■ EXERCISE INPUT
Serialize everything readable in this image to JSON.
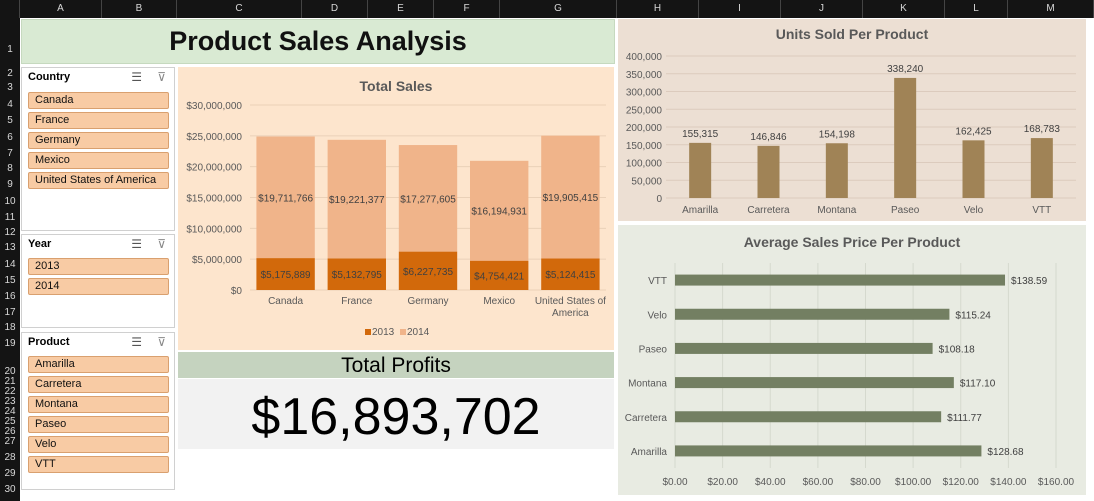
{
  "columns": [
    "A",
    "B",
    "C",
    "D",
    "E",
    "F",
    "G",
    "H",
    "I",
    "J",
    "K",
    "L",
    "M"
  ],
  "rows": [
    "1",
    "2",
    "3",
    "4",
    "5",
    "6",
    "7",
    "8",
    "9",
    "10",
    "11",
    "12",
    "13",
    "14",
    "15",
    "16",
    "17",
    "18",
    "19",
    "20",
    "21",
    "22",
    "23",
    "24",
    "25",
    "26",
    "27",
    "28",
    "29",
    "30"
  ],
  "title": "Product Sales Analysis",
  "slicers": {
    "country": {
      "header": "Country",
      "items": [
        "Canada",
        "France",
        "Germany",
        "Mexico",
        "United States of America"
      ]
    },
    "year": {
      "header": "Year",
      "items": [
        "2013",
        "2014"
      ]
    },
    "product": {
      "header": "Product",
      "items": [
        "Amarilla",
        "Carretera",
        "Montana",
        "Paseo",
        "Velo",
        "VTT"
      ]
    }
  },
  "icons": {
    "multi_select": "multi-select-icon",
    "clear_filter": "clear-filter-icon"
  },
  "profits": {
    "label": "Total Profits",
    "value": "$16,893,702"
  },
  "colors": {
    "y2013": "#d2690b",
    "y2014": "#f0b48a",
    "units_bar": "#a08356",
    "price_bar": "#737f62"
  },
  "chart_data": [
    {
      "type": "bar",
      "stacked": true,
      "title": "Total Sales",
      "categories": [
        "Canada",
        "France",
        "Germany",
        "Mexico",
        "United States of America"
      ],
      "series": [
        {
          "name": "2013",
          "values": [
            5175889,
            5132795,
            6227735,
            4754421,
            5124415
          ],
          "labels": [
            "$5,175,889",
            "$5,132,795",
            "$6,227,735",
            "$4,754,421",
            "$5,124,415"
          ]
        },
        {
          "name": "2014",
          "values": [
            19711766,
            19221377,
            17277605,
            16194931,
            19905415
          ],
          "labels": [
            "$19,711,766",
            "$19,221,377",
            "$17,277,605",
            "$16,194,931",
            "$19,905,415"
          ]
        }
      ],
      "ylim": [
        0,
        30000000
      ],
      "yticks": [
        "$0",
        "$5,000,000",
        "$10,000,000",
        "$15,000,000",
        "$20,000,000",
        "$25,000,000",
        "$30,000,000"
      ],
      "legend": "bottom",
      "grid": true
    },
    {
      "type": "bar",
      "title": "Units Sold Per Product",
      "categories": [
        "Amarilla",
        "Carretera",
        "Montana",
        "Paseo",
        "Velo",
        "VTT"
      ],
      "values": [
        155315,
        146846,
        154198,
        338240,
        162425,
        168783
      ],
      "labels": [
        "155,315",
        "146,846",
        "154,198",
        "338,240",
        "162,425",
        "168,783"
      ],
      "ylim": [
        0,
        400000
      ],
      "yticks": [
        "0",
        "50,000",
        "100,000",
        "150,000",
        "200,000",
        "250,000",
        "300,000",
        "350,000",
        "400,000"
      ],
      "grid": true
    },
    {
      "type": "bar",
      "orientation": "horizontal",
      "title": "Average Sales Price Per Product",
      "categories": [
        "VTT",
        "Velo",
        "Paseo",
        "Montana",
        "Carretera",
        "Amarilla"
      ],
      "values": [
        138.59,
        115.24,
        108.18,
        117.1,
        111.77,
        128.68
      ],
      "labels": [
        "$138.59",
        "$115.24",
        "$108.18",
        "$117.10",
        "$111.77",
        "$128.68"
      ],
      "xlim": [
        0,
        160
      ],
      "xticks": [
        "$0.00",
        "$20.00",
        "$40.00",
        "$60.00",
        "$80.00",
        "$100.00",
        "$120.00",
        "$140.00",
        "$160.00"
      ],
      "grid": true
    }
  ]
}
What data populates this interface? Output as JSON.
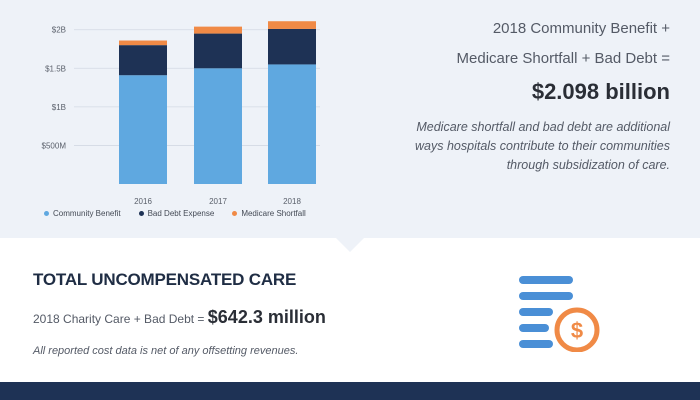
{
  "chart_data": {
    "type": "bar",
    "stacked": true,
    "categories": [
      "2016",
      "2017",
      "2018"
    ],
    "y_ticks": [
      "$2B",
      "$1.5B",
      "$1B",
      "$500M"
    ],
    "series": [
      {
        "name": "Community Benefit",
        "values": [
          1.41,
          1.5,
          1.55
        ],
        "color": "#5fa8e0"
      },
      {
        "name": "Bad Debt Expense",
        "values": [
          0.39,
          0.45,
          0.46
        ],
        "color": "#1e3255"
      },
      {
        "name": "Medicare Shortfall",
        "values": [
          0.06,
          0.09,
          0.1
        ],
        "color": "#f08a46"
      }
    ],
    "legend_position": "bottom",
    "grid": true
  },
  "benefit": {
    "line1": "2018 Community Benefit +",
    "line2": "Medicare Shortfall + Bad Debt =",
    "total": "$2.098 billion",
    "note": "Medicare shortfall and bad debt are additional ways hospitals contribute to their communities through subsidization of care."
  },
  "uncompensated": {
    "title": "TOTAL UNCOMPENSATED CARE",
    "equation": "2018 Charity Care + Bad Debt =",
    "amount": "$642.3 million",
    "note": "All reported cost data is net of any offsetting revenues."
  },
  "icon": {
    "name": "stacked-bars-dollar-icon",
    "bar_color": "#4a8fd6",
    "coin_color": "#f08a46"
  }
}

■ SET PROBLEM
Copy the data exactly. Any picture it contains is to be omitted.

■ COMPLETED TASK
Serialize everything readable in this image to JSON.
{
  "columns": [
    "A",
    "B",
    "C",
    "D",
    "E",
    "F",
    "G",
    "H",
    "I",
    "J",
    "K",
    "L",
    "M"
  ],
  "rows": [
    "1",
    "2",
    "3",
    "4",
    "5",
    "6",
    "7",
    "8",
    "9",
    "10",
    "11",
    "12",
    "13",
    "14",
    "15",
    "16",
    "17",
    "18",
    "19",
    "20",
    "21",
    "22",
    "23",
    "24",
    "25",
    "26",
    "27",
    "28",
    "29",
    "30"
  ],
  "title": "Product Sales Analysis",
  "slicers": {
    "country": {
      "header": "Country",
      "items": [
        "Canada",
        "France",
        "Germany",
        "Mexico",
        "United States of America"
      ]
    },
    "year": {
      "header": "Year",
      "items": [
        "2013",
        "2014"
      ]
    },
    "product": {
      "header": "Product",
      "items": [
        "Amarilla",
        "Carretera",
        "Montana",
        "Paseo",
        "Velo",
        "VTT"
      ]
    }
  },
  "icons": {
    "multi_select": "multi-select-icon",
    "clear_filter": "clear-filter-icon"
  },
  "profits": {
    "label": "Total Profits",
    "value": "$16,893,702"
  },
  "colors": {
    "y2013": "#d2690b",
    "y2014": "#f0b48a",
    "units_bar": "#a08356",
    "price_bar": "#737f62"
  },
  "chart_data": [
    {
      "type": "bar",
      "stacked": true,
      "title": "Total Sales",
      "categories": [
        "Canada",
        "France",
        "Germany",
        "Mexico",
        "United States of America"
      ],
      "series": [
        {
          "name": "2013",
          "values": [
            5175889,
            5132795,
            6227735,
            4754421,
            5124415
          ],
          "labels": [
            "$5,175,889",
            "$5,132,795",
            "$6,227,735",
            "$4,754,421",
            "$5,124,415"
          ]
        },
        {
          "name": "2014",
          "values": [
            19711766,
            19221377,
            17277605,
            16194931,
            19905415
          ],
          "labels": [
            "$19,711,766",
            "$19,221,377",
            "$17,277,605",
            "$16,194,931",
            "$19,905,415"
          ]
        }
      ],
      "ylim": [
        0,
        30000000
      ],
      "yticks": [
        "$0",
        "$5,000,000",
        "$10,000,000",
        "$15,000,000",
        "$20,000,000",
        "$25,000,000",
        "$30,000,000"
      ],
      "legend": "bottom",
      "grid": true
    },
    {
      "type": "bar",
      "title": "Units Sold Per Product",
      "categories": [
        "Amarilla",
        "Carretera",
        "Montana",
        "Paseo",
        "Velo",
        "VTT"
      ],
      "values": [
        155315,
        146846,
        154198,
        338240,
        162425,
        168783
      ],
      "labels": [
        "155,315",
        "146,846",
        "154,198",
        "338,240",
        "162,425",
        "168,783"
      ],
      "ylim": [
        0,
        400000
      ],
      "yticks": [
        "0",
        "50,000",
        "100,000",
        "150,000",
        "200,000",
        "250,000",
        "300,000",
        "350,000",
        "400,000"
      ],
      "grid": true
    },
    {
      "type": "bar",
      "orientation": "horizontal",
      "title": "Average Sales Price Per Product",
      "categories": [
        "VTT",
        "Velo",
        "Paseo",
        "Montana",
        "Carretera",
        "Amarilla"
      ],
      "values": [
        138.59,
        115.24,
        108.18,
        117.1,
        111.77,
        128.68
      ],
      "labels": [
        "$138.59",
        "$115.24",
        "$108.18",
        "$117.10",
        "$111.77",
        "$128.68"
      ],
      "xlim": [
        0,
        160
      ],
      "xticks": [
        "$0.00",
        "$20.00",
        "$40.00",
        "$60.00",
        "$80.00",
        "$100.00",
        "$120.00",
        "$140.00",
        "$160.00"
      ],
      "grid": true
    }
  ]
}
What data populates this interface? Output as JSON.
{
  "chart_data": {
    "type": "bar",
    "stacked": true,
    "categories": [
      "2016",
      "2017",
      "2018"
    ],
    "y_ticks": [
      "$2B",
      "$1.5B",
      "$1B",
      "$500M"
    ],
    "series": [
      {
        "name": "Community Benefit",
        "values": [
          1.41,
          1.5,
          1.55
        ],
        "color": "#5fa8e0"
      },
      {
        "name": "Bad Debt Expense",
        "values": [
          0.39,
          0.45,
          0.46
        ],
        "color": "#1e3255"
      },
      {
        "name": "Medicare Shortfall",
        "values": [
          0.06,
          0.09,
          0.1
        ],
        "color": "#f08a46"
      }
    ],
    "legend_position": "bottom",
    "grid": true
  },
  "benefit": {
    "line1": "2018 Community Benefit +",
    "line2": "Medicare Shortfall + Bad Debt =",
    "total": "$2.098 billion",
    "note": "Medicare shortfall and bad debt are additional ways hospitals contribute to their communities through subsidization of care."
  },
  "uncompensated": {
    "title": "TOTAL UNCOMPENSATED CARE",
    "equation": "2018 Charity Care + Bad Debt =",
    "amount": "$642.3 million",
    "note": "All reported cost data is net of any offsetting revenues."
  },
  "icon": {
    "name": "stacked-bars-dollar-icon",
    "bar_color": "#4a8fd6",
    "coin_color": "#f08a46"
  }
}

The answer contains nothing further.